[begin MATERIAL PROVIDED]

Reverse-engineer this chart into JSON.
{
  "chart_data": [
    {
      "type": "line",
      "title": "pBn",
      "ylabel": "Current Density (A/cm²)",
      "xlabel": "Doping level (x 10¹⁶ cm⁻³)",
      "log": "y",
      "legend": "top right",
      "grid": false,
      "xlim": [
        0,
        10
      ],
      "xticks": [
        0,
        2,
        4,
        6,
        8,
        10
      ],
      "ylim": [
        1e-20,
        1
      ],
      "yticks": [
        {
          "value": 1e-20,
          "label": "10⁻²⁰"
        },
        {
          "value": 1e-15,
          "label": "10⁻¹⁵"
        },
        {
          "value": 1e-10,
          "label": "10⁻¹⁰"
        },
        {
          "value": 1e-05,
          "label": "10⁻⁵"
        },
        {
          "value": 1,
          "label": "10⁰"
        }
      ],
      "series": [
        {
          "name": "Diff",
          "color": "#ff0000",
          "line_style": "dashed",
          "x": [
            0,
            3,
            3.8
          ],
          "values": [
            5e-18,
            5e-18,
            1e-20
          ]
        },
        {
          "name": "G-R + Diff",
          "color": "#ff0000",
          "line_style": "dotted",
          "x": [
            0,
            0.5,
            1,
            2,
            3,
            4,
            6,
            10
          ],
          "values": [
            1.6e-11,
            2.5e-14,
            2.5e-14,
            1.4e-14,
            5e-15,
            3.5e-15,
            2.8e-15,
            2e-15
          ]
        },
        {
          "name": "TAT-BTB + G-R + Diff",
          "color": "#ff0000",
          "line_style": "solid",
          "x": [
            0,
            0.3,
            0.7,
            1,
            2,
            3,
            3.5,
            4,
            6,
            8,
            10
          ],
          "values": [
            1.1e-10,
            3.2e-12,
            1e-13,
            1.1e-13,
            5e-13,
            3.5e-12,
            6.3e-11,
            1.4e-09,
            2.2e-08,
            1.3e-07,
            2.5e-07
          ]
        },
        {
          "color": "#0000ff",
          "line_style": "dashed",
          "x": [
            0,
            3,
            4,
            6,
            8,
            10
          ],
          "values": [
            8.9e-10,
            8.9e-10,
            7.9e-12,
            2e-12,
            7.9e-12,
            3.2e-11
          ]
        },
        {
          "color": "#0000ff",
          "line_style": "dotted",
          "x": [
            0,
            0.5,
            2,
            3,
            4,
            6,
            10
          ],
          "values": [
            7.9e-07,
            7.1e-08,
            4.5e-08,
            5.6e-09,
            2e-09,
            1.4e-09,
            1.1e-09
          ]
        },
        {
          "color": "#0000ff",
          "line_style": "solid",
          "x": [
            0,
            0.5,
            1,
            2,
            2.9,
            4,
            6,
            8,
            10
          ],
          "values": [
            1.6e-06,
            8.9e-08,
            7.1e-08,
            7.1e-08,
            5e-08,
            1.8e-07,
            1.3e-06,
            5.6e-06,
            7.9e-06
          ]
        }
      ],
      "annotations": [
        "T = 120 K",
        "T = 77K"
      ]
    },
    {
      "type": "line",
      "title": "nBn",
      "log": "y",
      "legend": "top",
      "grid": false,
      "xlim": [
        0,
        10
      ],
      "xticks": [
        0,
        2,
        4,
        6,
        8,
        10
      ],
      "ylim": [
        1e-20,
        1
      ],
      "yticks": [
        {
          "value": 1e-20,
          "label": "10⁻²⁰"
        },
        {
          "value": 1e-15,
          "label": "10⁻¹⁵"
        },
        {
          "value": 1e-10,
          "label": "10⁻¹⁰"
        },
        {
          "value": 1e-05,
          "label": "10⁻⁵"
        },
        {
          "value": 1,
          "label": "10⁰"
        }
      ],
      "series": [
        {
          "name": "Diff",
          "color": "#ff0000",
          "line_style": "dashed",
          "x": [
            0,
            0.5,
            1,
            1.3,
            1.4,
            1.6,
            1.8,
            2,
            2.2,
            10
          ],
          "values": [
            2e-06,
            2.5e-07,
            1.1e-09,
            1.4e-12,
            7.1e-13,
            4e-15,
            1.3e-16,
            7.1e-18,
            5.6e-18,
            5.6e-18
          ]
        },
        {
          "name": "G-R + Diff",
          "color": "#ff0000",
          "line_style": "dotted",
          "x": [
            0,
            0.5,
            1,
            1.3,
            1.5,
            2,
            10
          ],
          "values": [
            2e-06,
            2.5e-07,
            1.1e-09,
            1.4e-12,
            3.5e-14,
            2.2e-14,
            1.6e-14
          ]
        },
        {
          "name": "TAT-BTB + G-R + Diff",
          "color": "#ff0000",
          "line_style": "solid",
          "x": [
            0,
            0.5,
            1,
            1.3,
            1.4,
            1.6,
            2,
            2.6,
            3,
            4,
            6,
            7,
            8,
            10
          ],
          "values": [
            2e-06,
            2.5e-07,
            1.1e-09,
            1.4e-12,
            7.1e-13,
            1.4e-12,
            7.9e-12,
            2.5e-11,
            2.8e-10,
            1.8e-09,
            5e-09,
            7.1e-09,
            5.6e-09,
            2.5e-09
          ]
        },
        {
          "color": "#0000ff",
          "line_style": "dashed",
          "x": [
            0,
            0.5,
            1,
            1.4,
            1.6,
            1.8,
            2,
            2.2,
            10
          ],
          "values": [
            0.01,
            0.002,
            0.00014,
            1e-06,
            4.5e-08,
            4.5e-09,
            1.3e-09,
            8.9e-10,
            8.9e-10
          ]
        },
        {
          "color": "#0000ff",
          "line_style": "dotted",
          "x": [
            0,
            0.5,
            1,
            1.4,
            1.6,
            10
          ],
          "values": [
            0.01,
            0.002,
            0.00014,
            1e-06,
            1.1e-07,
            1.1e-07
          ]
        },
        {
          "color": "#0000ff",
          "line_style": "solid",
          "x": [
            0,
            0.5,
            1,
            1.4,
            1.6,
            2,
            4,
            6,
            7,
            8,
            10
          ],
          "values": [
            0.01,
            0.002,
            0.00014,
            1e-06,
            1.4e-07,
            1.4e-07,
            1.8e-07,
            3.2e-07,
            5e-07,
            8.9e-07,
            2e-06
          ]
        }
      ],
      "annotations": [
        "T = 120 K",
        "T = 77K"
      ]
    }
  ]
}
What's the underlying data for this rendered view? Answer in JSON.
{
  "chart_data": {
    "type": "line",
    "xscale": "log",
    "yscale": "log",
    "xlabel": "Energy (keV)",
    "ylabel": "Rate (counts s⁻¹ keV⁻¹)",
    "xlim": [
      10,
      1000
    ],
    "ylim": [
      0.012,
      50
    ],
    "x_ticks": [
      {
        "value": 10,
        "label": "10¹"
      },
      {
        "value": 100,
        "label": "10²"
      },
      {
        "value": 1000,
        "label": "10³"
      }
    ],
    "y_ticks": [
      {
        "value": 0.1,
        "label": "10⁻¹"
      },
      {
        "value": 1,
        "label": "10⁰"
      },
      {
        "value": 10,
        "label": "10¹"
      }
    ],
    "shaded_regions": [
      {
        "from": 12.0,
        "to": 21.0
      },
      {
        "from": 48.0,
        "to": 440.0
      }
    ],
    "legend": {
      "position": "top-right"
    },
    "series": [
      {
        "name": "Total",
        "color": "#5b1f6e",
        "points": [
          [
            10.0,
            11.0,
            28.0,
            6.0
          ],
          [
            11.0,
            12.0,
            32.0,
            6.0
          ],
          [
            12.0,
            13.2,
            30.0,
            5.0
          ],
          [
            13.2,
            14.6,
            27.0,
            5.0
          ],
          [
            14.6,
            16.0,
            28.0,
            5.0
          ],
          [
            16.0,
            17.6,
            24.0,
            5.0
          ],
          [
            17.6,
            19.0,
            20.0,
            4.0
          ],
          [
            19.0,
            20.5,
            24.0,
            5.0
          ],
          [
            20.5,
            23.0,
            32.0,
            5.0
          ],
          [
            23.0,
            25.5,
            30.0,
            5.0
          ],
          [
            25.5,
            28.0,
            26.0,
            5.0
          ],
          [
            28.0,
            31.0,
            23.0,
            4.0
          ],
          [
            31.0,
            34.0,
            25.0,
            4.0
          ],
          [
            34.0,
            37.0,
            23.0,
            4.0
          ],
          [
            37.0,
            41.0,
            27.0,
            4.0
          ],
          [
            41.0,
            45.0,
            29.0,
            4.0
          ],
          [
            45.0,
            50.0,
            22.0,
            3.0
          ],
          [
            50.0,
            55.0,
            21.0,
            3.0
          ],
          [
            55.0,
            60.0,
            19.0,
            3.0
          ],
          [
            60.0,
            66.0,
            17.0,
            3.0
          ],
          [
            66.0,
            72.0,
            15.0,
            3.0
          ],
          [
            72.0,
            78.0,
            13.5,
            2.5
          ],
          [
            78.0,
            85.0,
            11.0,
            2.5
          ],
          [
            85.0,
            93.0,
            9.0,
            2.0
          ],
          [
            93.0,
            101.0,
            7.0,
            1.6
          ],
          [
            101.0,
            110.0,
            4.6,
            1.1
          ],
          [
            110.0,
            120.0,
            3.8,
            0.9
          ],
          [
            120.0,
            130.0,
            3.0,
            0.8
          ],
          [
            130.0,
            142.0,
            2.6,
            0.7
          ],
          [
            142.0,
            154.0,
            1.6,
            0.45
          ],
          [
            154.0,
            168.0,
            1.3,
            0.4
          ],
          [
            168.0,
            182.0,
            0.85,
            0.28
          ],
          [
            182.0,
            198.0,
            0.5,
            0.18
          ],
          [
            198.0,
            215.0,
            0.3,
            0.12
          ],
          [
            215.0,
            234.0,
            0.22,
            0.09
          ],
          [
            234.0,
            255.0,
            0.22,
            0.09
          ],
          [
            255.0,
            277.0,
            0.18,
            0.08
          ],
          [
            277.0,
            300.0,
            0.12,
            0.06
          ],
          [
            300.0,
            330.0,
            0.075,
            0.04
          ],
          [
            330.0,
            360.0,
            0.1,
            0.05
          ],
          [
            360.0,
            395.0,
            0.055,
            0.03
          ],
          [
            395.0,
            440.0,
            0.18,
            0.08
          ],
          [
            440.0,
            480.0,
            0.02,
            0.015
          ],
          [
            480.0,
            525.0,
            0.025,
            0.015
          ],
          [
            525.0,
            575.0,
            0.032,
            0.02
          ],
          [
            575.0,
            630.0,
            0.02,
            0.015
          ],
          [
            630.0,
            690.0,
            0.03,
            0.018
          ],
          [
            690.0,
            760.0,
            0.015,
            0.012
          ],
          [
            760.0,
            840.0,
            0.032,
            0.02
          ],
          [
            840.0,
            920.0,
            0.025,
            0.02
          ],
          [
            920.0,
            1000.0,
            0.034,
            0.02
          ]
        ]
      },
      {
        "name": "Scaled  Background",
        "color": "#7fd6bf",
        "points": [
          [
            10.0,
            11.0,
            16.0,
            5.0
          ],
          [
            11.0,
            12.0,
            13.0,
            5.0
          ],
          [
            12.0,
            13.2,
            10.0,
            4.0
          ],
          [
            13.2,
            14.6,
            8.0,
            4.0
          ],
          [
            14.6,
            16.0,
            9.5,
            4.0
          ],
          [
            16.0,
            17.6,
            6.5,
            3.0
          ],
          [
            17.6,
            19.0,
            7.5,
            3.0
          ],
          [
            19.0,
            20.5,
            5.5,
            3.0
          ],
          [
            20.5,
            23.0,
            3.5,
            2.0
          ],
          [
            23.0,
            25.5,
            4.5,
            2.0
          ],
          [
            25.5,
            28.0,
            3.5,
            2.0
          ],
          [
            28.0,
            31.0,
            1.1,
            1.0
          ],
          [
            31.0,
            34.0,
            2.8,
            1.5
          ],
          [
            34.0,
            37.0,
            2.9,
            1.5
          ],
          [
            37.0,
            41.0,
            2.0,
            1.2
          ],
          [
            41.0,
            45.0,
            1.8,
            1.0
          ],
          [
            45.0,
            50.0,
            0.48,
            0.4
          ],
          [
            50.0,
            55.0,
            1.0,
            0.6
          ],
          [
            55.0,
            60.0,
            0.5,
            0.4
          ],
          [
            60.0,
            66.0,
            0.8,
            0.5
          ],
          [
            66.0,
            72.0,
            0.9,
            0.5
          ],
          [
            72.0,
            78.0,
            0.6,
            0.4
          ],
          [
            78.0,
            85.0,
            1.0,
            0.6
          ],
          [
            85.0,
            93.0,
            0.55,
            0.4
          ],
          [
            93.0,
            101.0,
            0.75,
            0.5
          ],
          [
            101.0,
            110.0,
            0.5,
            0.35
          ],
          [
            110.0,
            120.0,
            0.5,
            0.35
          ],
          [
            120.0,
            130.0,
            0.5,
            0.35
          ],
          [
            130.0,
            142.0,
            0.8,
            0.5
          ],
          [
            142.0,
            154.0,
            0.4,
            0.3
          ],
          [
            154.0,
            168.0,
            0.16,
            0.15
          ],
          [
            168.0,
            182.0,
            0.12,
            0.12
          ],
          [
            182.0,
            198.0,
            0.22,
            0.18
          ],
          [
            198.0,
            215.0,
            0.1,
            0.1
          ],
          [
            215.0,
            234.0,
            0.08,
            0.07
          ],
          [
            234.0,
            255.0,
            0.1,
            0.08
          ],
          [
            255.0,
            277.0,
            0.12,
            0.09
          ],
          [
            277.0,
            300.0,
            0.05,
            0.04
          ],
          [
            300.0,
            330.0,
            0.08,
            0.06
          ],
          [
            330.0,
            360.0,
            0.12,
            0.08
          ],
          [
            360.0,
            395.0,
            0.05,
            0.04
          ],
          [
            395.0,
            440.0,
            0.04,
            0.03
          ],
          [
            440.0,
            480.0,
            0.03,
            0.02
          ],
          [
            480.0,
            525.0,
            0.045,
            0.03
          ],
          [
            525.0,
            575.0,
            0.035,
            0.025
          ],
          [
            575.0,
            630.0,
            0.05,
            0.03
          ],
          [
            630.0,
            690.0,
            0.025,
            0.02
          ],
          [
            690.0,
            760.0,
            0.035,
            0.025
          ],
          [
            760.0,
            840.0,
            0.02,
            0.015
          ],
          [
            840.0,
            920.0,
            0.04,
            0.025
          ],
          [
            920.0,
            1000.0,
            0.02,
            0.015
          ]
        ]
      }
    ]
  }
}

[end MATERIAL PROVIDED]

◆ **AIM**
Return each line where "JSON" shows up.

◆ **REPLY TO THE TASK**
Reverse-engineer this chart into JSON.
What's the underlying data for this rendered view? Answer in JSON.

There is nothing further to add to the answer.